WHAT YOU WILL DO:
Write out each line of the listing as it stands, without the images.

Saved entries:
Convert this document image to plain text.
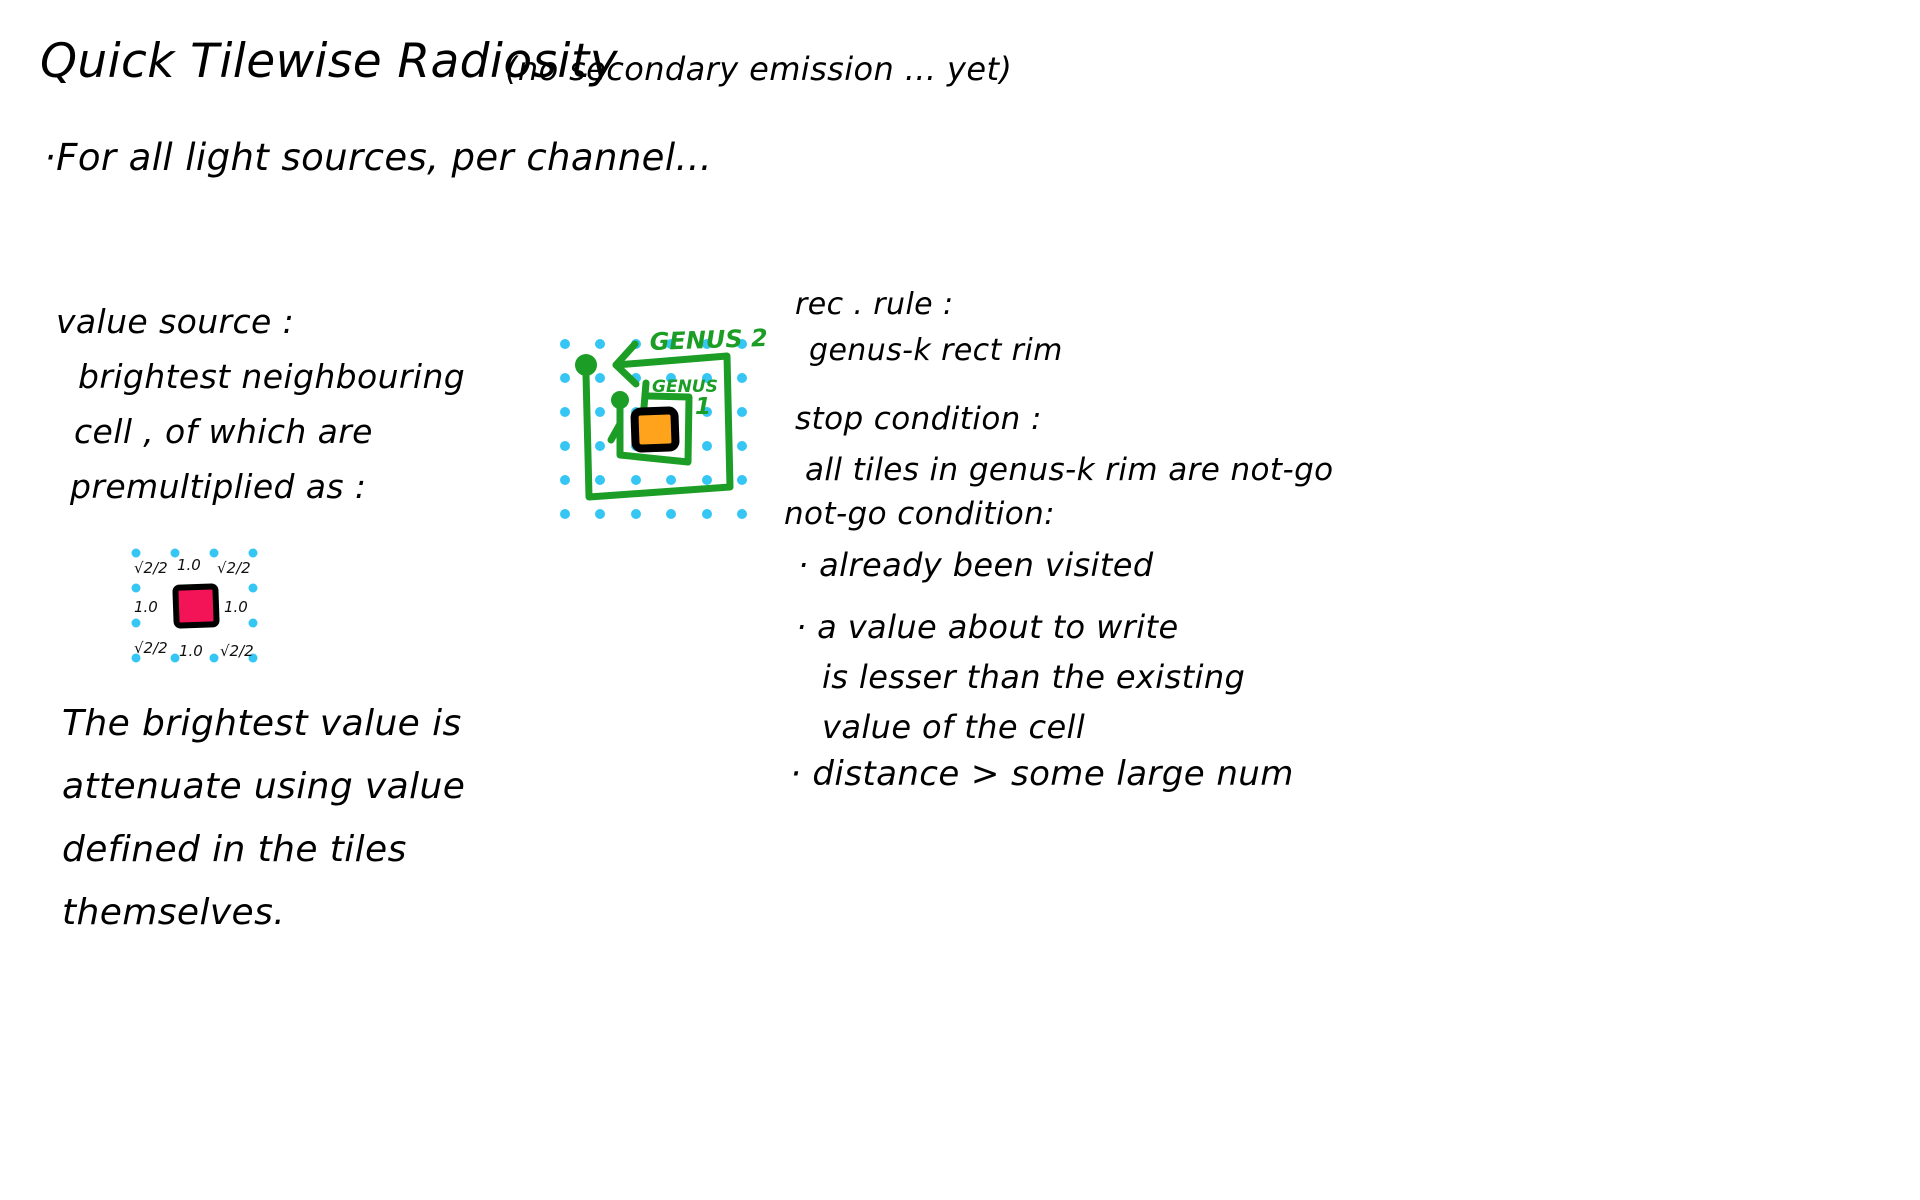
Quick Tilewise Radiosity
(no secondary emission ... yet)
·For all light sources, per channel...
value source :
brightest neighbouring
cell , of which are
premultiplied as :
√2/2 1.0 √2/2
1.0	1.0
√2/2 1.0 √2/2
The brightest value is
attenuate using value
defined in the tiles
themselves.
GENUS 2
GENUS
1
rec . rule :
genus-k rect rim
stop condition :
all tiles in genus-k rim are not-go
not-go condition:
· already been visited
· a value about to write
is lesser than the existing
value of the cell
· distance > some large num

WORKED SOLUTION:
Convert this document image to plain text.
Quick Tilewise Radiosity
(no secondary emission ... yet)
·For all light sources, per channel...
value source :
brightest neighbouring
cell , of which are
premultiplied as :
√2/2 1.0 √2/2
1.0	1.0
√2/2 1.0 √2/2
The brightest value is
attenuate using value
defined in the tiles
themselves.
GENUS 2
GENUS
1
rec . rule :
genus-k rect rim
stop condition :
all tiles in genus-k rim are not-go
not-go condition:
· already been visited
· a value about to write
is lesser than the existing
value of the cell
· distance > some large num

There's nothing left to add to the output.